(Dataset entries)
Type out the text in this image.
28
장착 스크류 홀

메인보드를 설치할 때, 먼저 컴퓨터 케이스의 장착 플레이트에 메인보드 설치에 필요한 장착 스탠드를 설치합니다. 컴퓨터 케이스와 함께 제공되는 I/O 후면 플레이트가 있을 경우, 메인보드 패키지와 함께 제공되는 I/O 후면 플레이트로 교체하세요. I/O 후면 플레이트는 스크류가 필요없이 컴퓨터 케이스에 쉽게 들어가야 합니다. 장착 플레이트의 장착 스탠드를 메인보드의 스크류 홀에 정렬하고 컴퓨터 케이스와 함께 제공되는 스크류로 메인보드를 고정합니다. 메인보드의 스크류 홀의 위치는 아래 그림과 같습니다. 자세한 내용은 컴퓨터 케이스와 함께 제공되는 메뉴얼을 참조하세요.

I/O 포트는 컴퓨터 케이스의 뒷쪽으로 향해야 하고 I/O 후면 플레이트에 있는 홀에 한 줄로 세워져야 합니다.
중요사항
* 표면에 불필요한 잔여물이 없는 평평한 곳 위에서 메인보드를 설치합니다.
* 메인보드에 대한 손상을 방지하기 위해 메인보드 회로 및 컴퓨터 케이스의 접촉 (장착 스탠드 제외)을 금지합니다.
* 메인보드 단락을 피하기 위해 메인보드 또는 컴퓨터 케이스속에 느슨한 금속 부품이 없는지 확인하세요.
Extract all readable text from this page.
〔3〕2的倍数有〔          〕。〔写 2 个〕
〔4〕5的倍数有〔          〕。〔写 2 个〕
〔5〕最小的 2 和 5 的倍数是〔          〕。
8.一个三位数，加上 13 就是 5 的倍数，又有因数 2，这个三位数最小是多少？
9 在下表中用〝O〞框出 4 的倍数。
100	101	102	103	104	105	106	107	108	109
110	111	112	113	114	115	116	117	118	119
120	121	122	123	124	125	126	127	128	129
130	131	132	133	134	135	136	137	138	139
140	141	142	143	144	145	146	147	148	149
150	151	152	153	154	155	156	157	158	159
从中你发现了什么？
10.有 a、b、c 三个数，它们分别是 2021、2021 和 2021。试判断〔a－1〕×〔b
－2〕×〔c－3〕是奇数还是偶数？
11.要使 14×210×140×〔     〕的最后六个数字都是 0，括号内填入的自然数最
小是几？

Exercise details =
Give every line of the material again, exactly as it reads.

Result of this exercise =
Type out the text in this image.
28
장착 스크류 홀

메인보드를 설치할 때, 먼저 컴퓨터 케이스의 장착 플레이트에 메인보드 설치에 필요한 장착 스탠드를 설치합니다. 컴퓨터 케이스와 함께 제공되는 I/O 후면 플레이트가 있을 경우, 메인보드 패키지와 함께 제공되는 I/O 후면 플레이트로 교체하세요. I/O 후면 플레이트는 스크류가 필요없이 컴퓨터 케이스에 쉽게 들어가야 합니다. 장착 플레이트의 장착 스탠드를 메인보드의 스크류 홀에 정렬하고 컴퓨터 케이스와 함께 제공되는 스크류로 메인보드를 고정합니다. 메인보드의 스크류 홀의 위치는 아래 그림과 같습니다. 자세한 내용은 컴퓨터 케이스와 함께 제공되는 메뉴얼을 참조하세요.

I/O 포트는 컴퓨터 케이스의 뒷쪽으로 향해야 하고 I/O 후면 플레이트에 있는 홀에 한 줄로 세워져야 합니다.
중요사항
* 표면에 불필요한 잔여물이 없는 평평한 곳 위에서 메인보드를 설치합니다.
* 메인보드에 대한 손상을 방지하기 위해 메인보드 회로 및 컴퓨터 케이스의 접촉 (장착 스탠드 제외)을 금지합니다.
* 메인보드 단락을 피하기 위해 메인보드 또는 컴퓨터 케이스속에 느슨한 금속 부품이 없는지 확인하세요.
Extract all readable text from this page.
〔3〕2的倍数有〔          〕。〔写 2 个〕
〔4〕5的倍数有〔          〕。〔写 2 个〕
〔5〕最小的 2 和 5 的倍数是〔          〕。
8.一个三位数，加上 13 就是 5 的倍数，又有因数 2，这个三位数最小是多少？
9 在下表中用〝O〞框出 4 的倍数。
100	101	102	103	104	105	106	107	108	109
110	111	112	113	114	115	116	117	118	119
120	121	122	123	124	125	126	127	128	129
130	131	132	133	134	135	136	137	138	139
140	141	142	143	144	145	146	147	148	149
150	151	152	153	154	155	156	157	158	159
从中你发现了什么？
10.有 a、b、c 三个数，它们分别是 2021、2021 和 2021。试判断〔a－1〕×〔b
－2〕×〔c－3〕是奇数还是偶数？
11.要使 14×210×140×〔     〕的最后六个数字都是 0，括号内填入的自然数最
小是几？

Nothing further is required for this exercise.